**WHAT YOU WILL DO**
Without including any pictures, write out all the entries exactly.

**SUPPLIED RECORDS**

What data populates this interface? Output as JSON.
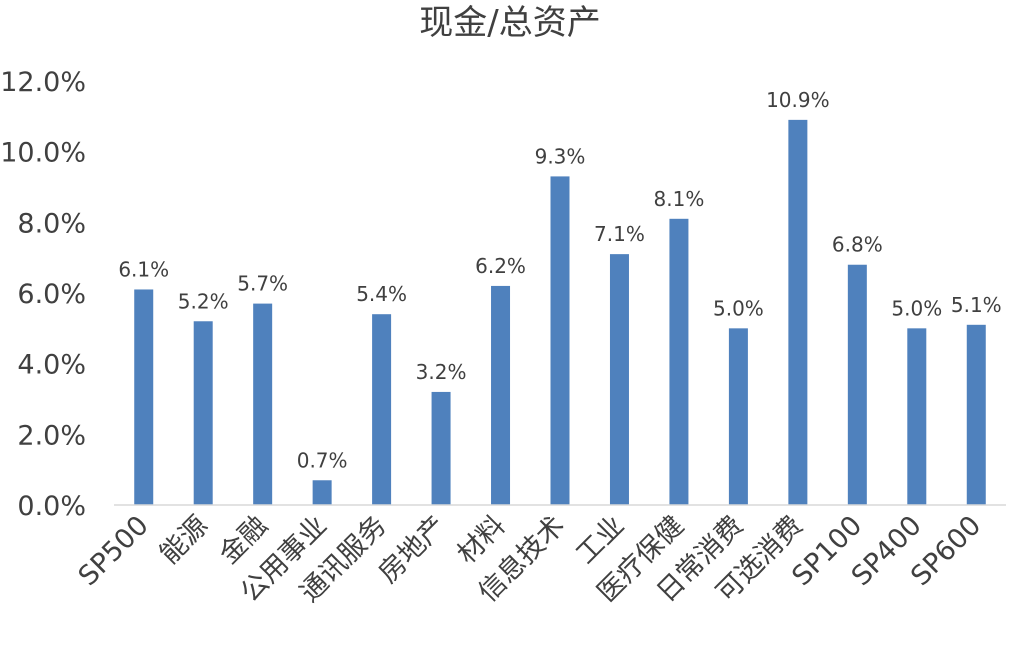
{
  "chart_data": {
    "type": "bar",
    "title": "现金/总资产",
    "xlabel": "",
    "ylabel": "",
    "categories": [
      "SP500",
      "能源",
      "金融",
      "公用事业",
      "通讯服务",
      "房地产",
      "材料",
      "信息技术",
      "工业",
      "医疗保健",
      "日常消费",
      "可选消费",
      "SP100",
      "SP400",
      "SP600"
    ],
    "values": [
      6.1,
      5.2,
      5.7,
      0.7,
      5.4,
      3.2,
      6.2,
      9.3,
      7.1,
      8.1,
      5.0,
      10.9,
      6.8,
      5.0,
      5.1
    ],
    "data_labels": [
      "6.1%",
      "5.2%",
      "5.7%",
      "0.7%",
      "5.4%",
      "3.2%",
      "6.2%",
      "9.3%",
      "7.1%",
      "8.1%",
      "5.0%",
      "10.9%",
      "6.8%",
      "5.0%",
      "5.1%"
    ],
    "ylim": [
      0,
      12
    ],
    "yticks": [
      0,
      2,
      4,
      6,
      8,
      10,
      12
    ],
    "ytick_labels": [
      "0.0%",
      "2.0%",
      "4.0%",
      "6.0%",
      "8.0%",
      "10.0%",
      "12.0%"
    ],
    "grid": false,
    "legend": "none",
    "colors": {
      "bar": "#4f81bd",
      "text": "#404040",
      "axis": "#d9d9d9"
    }
  }
}
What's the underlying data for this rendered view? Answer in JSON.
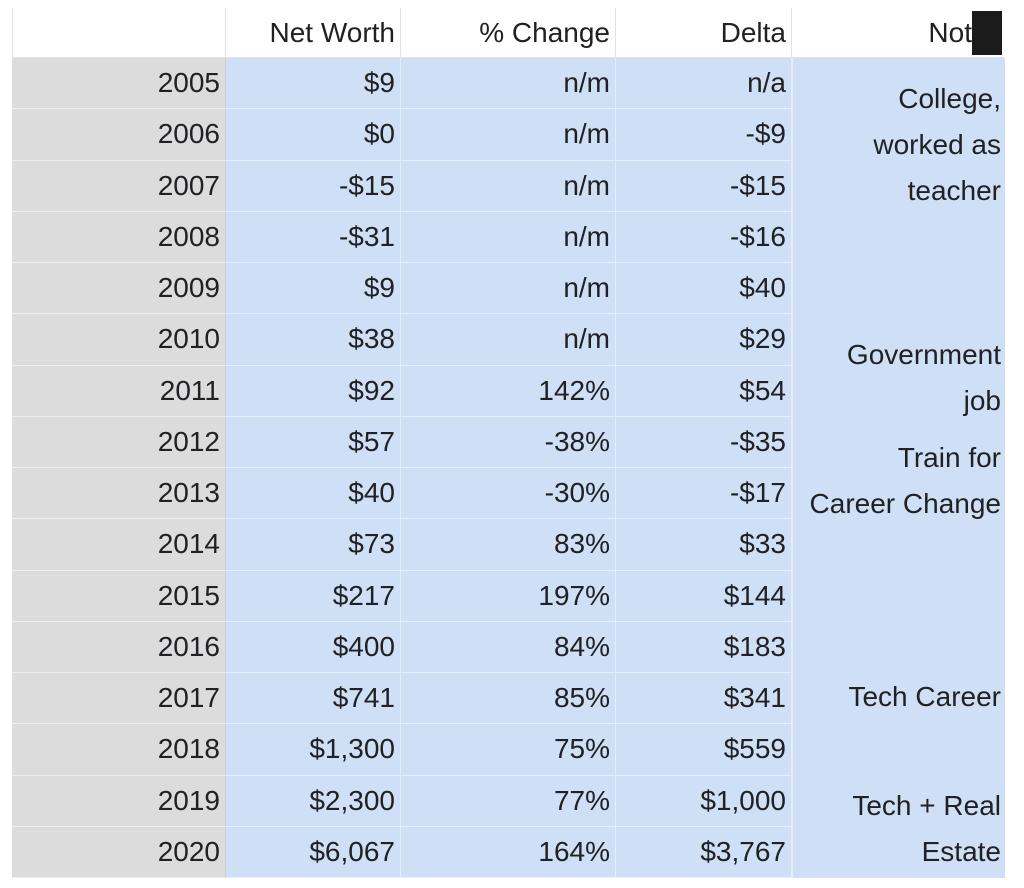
{
  "table": {
    "headers": [
      "",
      "Net Worth",
      "% Change",
      "Delta",
      "Not"
    ],
    "rows": [
      {
        "year": "2005",
        "net_worth": "$9",
        "pct": "n/m",
        "delta": "n/a"
      },
      {
        "year": "2006",
        "net_worth": "$0",
        "pct": "n/m",
        "delta": "-$9"
      },
      {
        "year": "2007",
        "net_worth": "-$15",
        "pct": "n/m",
        "delta": "-$15"
      },
      {
        "year": "2008",
        "net_worth": "-$31",
        "pct": "n/m",
        "delta": "-$16"
      },
      {
        "year": "2009",
        "net_worth": "$9",
        "pct": "n/m",
        "delta": "$40"
      },
      {
        "year": "2010",
        "net_worth": "$38",
        "pct": "n/m",
        "delta": "$29"
      },
      {
        "year": "2011",
        "net_worth": "$92",
        "pct": "142%",
        "delta": "$54"
      },
      {
        "year": "2012",
        "net_worth": "$57",
        "pct": "-38%",
        "delta": "-$35"
      },
      {
        "year": "2013",
        "net_worth": "$40",
        "pct": "-30%",
        "delta": "-$17"
      },
      {
        "year": "2014",
        "net_worth": "$73",
        "pct": "83%",
        "delta": "$33"
      },
      {
        "year": "2015",
        "net_worth": "$217",
        "pct": "197%",
        "delta": "$144"
      },
      {
        "year": "2016",
        "net_worth": "$400",
        "pct": "84%",
        "delta": "$183"
      },
      {
        "year": "2017",
        "net_worth": "$741",
        "pct": "85%",
        "delta": "$341"
      },
      {
        "year": "2018",
        "net_worth": "$1,300",
        "pct": "75%",
        "delta": "$559"
      },
      {
        "year": "2019",
        "net_worth": "$2,300",
        "pct": "77%",
        "delta": "$1,000"
      },
      {
        "year": "2020",
        "net_worth": "$6,067",
        "pct": "164%",
        "delta": "$3,767"
      }
    ],
    "notes": [
      "College,\nworked as\nteacher",
      "Government\njob",
      "Train for\nCareer Change",
      "Tech Career",
      "Tech + Real\nEstate"
    ]
  },
  "colors": {
    "value_fill": "#cfdff6",
    "row_header_fill": "#dcdcdc",
    "redaction": "#1b1b1b"
  }
}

**FINAL ANSWER**
What data populates this interface? Output as JSON.
{
  "chart_data": {
    "type": "bar",
    "title": "现金/总资产",
    "xlabel": "",
    "ylabel": "",
    "categories": [
      "SP500",
      "能源",
      "金融",
      "公用事业",
      "通讯服务",
      "房地产",
      "材料",
      "信息技术",
      "工业",
      "医疗保健",
      "日常消费",
      "可选消费",
      "SP100",
      "SP400",
      "SP600"
    ],
    "values": [
      6.1,
      5.2,
      5.7,
      0.7,
      5.4,
      3.2,
      6.2,
      9.3,
      7.1,
      8.1,
      5.0,
      10.9,
      6.8,
      5.0,
      5.1
    ],
    "data_labels": [
      "6.1%",
      "5.2%",
      "5.7%",
      "0.7%",
      "5.4%",
      "3.2%",
      "6.2%",
      "9.3%",
      "7.1%",
      "8.1%",
      "5.0%",
      "10.9%",
      "6.8%",
      "5.0%",
      "5.1%"
    ],
    "ylim": [
      0,
      12
    ],
    "yticks": [
      0,
      2,
      4,
      6,
      8,
      10,
      12
    ],
    "ytick_labels": [
      "0.0%",
      "2.0%",
      "4.0%",
      "6.0%",
      "8.0%",
      "10.0%",
      "12.0%"
    ],
    "grid": false,
    "legend": "none",
    "colors": {
      "bar": "#4f81bd",
      "text": "#404040",
      "axis": "#d9d9d9"
    }
  }
}
What's the underlying data for this rendered view? Answer in JSON.
{
  "table": {
    "headers": [
      "",
      "Net Worth",
      "% Change",
      "Delta",
      "Not"
    ],
    "rows": [
      {
        "year": "2005",
        "net_worth": "$9",
        "pct": "n/m",
        "delta": "n/a"
      },
      {
        "year": "2006",
        "net_worth": "$0",
        "pct": "n/m",
        "delta": "-$9"
      },
      {
        "year": "2007",
        "net_worth": "-$15",
        "pct": "n/m",
        "delta": "-$15"
      },
      {
        "year": "2008",
        "net_worth": "-$31",
        "pct": "n/m",
        "delta": "-$16"
      },
      {
        "year": "2009",
        "net_worth": "$9",
        "pct": "n/m",
        "delta": "$40"
      },
      {
        "year": "2010",
        "net_worth": "$38",
        "pct": "n/m",
        "delta": "$29"
      },
      {
        "year": "2011",
        "net_worth": "$92",
        "pct": "142%",
        "delta": "$54"
      },
      {
        "year": "2012",
        "net_worth": "$57",
        "pct": "-38%",
        "delta": "-$35"
      },
      {
        "year": "2013",
        "net_worth": "$40",
        "pct": "-30%",
        "delta": "-$17"
      },
      {
        "year": "2014",
        "net_worth": "$73",
        "pct": "83%",
        "delta": "$33"
      },
      {
        "year": "2015",
        "net_worth": "$217",
        "pct": "197%",
        "delta": "$144"
      },
      {
        "year": "2016",
        "net_worth": "$400",
        "pct": "84%",
        "delta": "$183"
      },
      {
        "year": "2017",
        "net_worth": "$741",
        "pct": "85%",
        "delta": "$341"
      },
      {
        "year": "2018",
        "net_worth": "$1,300",
        "pct": "75%",
        "delta": "$559"
      },
      {
        "year": "2019",
        "net_worth": "$2,300",
        "pct": "77%",
        "delta": "$1,000"
      },
      {
        "year": "2020",
        "net_worth": "$6,067",
        "pct": "164%",
        "delta": "$3,767"
      }
    ],
    "notes": [
      "College,\nworked as\nteacher",
      "Government\njob",
      "Train for\nCareer Change",
      "Tech Career",
      "Tech + Real\nEstate"
    ]
  },
  "colors": {
    "value_fill": "#cfdff6",
    "row_header_fill": "#dcdcdc",
    "redaction": "#1b1b1b"
  }
}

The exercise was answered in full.